__DATA SUPPLIED__
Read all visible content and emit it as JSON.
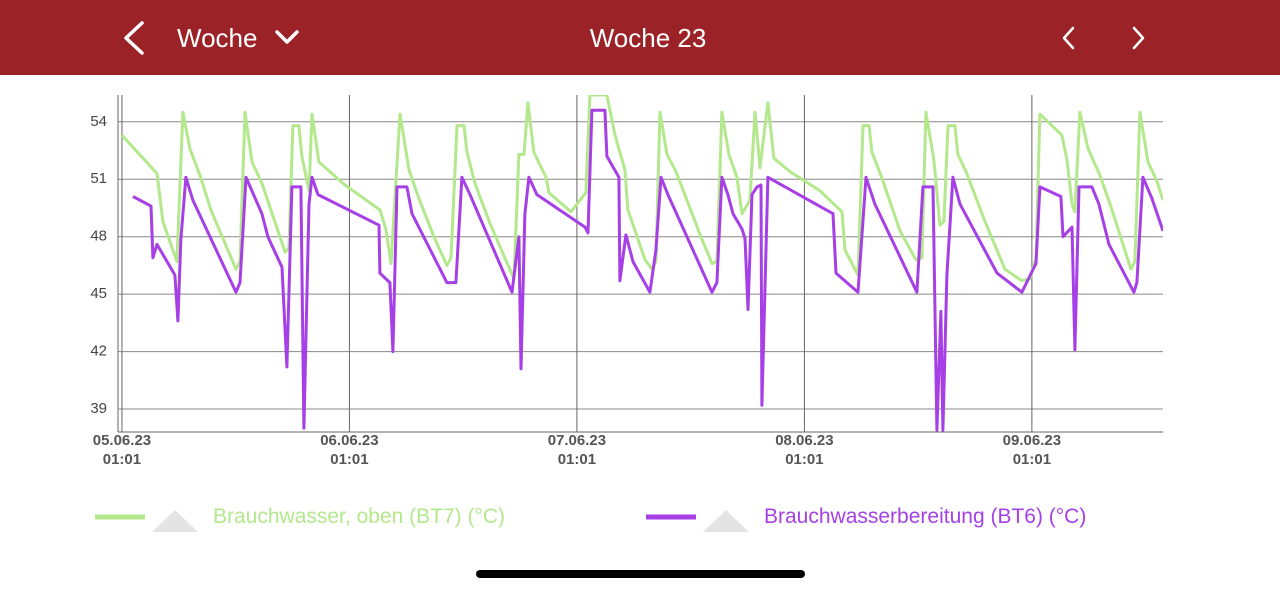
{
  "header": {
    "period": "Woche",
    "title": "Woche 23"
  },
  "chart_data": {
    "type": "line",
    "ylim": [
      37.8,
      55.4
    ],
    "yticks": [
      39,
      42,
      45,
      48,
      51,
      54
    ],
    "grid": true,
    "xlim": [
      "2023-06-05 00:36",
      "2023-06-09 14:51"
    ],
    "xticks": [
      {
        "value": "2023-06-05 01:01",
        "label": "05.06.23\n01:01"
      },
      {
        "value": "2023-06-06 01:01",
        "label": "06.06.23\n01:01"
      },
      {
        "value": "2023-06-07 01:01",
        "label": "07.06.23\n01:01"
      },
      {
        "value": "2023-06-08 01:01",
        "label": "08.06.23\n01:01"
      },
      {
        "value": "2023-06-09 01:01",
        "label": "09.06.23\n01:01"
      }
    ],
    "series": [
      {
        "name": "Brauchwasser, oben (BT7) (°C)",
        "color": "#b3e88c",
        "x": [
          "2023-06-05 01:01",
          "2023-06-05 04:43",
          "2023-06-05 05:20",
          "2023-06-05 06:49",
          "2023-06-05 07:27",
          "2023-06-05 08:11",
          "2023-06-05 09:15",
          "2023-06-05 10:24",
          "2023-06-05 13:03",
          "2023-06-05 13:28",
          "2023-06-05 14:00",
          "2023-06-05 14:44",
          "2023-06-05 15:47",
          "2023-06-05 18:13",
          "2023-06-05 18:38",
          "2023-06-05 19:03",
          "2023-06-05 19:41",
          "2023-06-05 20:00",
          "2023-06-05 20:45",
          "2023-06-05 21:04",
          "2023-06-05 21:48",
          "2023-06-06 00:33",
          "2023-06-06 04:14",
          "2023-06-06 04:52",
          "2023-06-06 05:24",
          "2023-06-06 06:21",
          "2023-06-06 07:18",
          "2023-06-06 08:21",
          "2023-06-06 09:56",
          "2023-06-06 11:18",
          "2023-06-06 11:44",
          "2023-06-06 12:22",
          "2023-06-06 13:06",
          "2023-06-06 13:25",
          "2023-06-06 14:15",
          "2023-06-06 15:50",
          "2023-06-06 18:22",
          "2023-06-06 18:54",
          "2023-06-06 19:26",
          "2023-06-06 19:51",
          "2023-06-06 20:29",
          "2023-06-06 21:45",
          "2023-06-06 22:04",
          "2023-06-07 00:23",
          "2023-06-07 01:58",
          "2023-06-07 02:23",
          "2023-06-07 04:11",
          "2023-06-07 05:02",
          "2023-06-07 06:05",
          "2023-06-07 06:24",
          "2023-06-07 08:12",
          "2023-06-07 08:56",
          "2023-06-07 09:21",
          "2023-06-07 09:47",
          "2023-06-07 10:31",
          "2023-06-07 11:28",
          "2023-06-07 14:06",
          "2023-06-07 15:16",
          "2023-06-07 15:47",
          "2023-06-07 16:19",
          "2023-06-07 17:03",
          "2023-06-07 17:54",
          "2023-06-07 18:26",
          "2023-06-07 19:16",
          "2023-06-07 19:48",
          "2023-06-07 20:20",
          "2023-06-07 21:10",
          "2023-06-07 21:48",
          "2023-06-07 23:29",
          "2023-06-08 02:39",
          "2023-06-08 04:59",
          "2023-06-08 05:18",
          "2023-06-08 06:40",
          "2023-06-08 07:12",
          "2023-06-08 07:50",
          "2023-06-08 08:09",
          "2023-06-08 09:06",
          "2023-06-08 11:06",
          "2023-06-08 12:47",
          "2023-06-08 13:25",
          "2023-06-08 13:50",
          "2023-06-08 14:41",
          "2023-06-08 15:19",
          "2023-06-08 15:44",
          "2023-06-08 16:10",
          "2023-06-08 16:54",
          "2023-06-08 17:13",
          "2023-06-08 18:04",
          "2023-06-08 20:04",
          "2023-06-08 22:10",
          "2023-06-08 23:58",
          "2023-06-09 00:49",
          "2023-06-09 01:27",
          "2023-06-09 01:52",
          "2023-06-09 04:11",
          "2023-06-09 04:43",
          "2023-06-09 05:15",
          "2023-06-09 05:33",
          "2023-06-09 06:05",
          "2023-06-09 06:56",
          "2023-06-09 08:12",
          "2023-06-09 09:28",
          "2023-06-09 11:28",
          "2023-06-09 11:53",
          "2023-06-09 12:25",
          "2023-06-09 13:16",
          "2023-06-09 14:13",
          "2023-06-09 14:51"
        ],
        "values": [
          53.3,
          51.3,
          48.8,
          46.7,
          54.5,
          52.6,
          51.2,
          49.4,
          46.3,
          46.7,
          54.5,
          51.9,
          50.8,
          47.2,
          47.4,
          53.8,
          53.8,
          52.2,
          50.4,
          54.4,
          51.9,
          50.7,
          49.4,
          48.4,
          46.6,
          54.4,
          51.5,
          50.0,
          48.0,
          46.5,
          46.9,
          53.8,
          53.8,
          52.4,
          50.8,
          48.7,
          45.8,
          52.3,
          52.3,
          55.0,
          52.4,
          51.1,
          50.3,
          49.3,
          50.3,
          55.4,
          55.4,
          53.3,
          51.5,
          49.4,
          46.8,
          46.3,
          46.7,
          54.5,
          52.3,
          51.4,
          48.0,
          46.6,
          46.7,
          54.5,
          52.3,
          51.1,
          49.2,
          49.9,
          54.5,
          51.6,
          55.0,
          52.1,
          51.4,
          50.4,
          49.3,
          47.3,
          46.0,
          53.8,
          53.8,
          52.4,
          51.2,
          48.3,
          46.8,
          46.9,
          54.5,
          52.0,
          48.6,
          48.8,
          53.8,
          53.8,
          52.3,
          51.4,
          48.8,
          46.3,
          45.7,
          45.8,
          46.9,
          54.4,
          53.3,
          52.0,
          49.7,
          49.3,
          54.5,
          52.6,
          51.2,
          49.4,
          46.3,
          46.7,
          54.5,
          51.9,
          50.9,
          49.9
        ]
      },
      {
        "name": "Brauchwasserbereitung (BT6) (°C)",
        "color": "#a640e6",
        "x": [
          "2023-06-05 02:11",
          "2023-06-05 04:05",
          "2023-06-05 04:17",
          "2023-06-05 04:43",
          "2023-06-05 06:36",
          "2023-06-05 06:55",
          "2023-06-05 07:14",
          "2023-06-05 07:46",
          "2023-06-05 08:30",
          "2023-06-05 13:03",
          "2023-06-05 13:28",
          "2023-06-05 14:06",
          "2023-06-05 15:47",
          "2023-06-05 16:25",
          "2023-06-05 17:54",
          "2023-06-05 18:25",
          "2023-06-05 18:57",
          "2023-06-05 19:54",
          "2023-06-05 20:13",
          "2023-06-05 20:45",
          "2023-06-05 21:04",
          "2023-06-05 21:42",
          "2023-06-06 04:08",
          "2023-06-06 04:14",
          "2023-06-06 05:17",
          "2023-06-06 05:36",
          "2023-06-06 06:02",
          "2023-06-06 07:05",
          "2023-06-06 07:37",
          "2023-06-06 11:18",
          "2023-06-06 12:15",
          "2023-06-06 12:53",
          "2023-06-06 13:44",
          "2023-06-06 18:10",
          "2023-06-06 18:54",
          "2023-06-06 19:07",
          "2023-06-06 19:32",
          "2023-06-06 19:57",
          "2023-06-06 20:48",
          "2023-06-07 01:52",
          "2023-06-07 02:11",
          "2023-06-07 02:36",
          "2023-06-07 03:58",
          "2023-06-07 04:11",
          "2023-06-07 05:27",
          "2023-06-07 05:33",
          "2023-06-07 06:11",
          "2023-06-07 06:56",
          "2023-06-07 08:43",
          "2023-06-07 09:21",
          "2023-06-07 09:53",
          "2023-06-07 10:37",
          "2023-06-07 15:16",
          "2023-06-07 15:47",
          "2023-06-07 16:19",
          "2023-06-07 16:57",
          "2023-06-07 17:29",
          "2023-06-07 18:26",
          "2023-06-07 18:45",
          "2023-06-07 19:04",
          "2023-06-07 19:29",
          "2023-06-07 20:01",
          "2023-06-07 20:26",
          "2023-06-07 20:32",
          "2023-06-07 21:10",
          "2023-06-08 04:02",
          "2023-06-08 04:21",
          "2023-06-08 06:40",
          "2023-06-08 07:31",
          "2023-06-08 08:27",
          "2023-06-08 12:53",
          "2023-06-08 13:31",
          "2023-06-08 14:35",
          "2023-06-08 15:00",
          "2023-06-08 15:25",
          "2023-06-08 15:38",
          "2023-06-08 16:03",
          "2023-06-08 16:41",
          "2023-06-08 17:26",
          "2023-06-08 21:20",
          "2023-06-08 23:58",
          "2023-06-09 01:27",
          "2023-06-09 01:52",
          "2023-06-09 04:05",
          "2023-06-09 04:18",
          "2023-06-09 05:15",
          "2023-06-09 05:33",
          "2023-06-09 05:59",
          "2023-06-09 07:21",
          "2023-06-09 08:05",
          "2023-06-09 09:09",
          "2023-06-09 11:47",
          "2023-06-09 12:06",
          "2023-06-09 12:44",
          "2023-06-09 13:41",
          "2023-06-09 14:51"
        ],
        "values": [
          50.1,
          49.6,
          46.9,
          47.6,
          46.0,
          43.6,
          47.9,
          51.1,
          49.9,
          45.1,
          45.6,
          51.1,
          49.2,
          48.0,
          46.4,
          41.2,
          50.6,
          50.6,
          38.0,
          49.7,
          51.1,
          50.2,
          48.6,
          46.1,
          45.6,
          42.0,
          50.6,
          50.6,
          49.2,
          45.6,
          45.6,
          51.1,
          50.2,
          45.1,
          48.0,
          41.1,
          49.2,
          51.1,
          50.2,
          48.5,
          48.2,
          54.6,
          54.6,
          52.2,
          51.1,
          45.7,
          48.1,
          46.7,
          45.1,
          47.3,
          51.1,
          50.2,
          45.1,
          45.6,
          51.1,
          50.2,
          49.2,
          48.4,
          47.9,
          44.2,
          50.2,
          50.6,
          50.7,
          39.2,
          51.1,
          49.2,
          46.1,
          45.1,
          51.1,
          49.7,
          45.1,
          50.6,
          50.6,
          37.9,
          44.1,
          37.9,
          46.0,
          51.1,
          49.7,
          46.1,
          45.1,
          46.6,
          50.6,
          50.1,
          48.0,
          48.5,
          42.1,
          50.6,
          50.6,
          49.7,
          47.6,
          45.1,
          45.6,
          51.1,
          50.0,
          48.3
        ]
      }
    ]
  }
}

__SHORT EXERCISE__
In the listing, find every line containing the word "name" and list it.

__SOLUTION TO THIS EXERCISE__
        "name": "Brauchwasser, oben (BT7) (°C)",
        "name": "Brauchwasserbereitung (BT6) (°C)",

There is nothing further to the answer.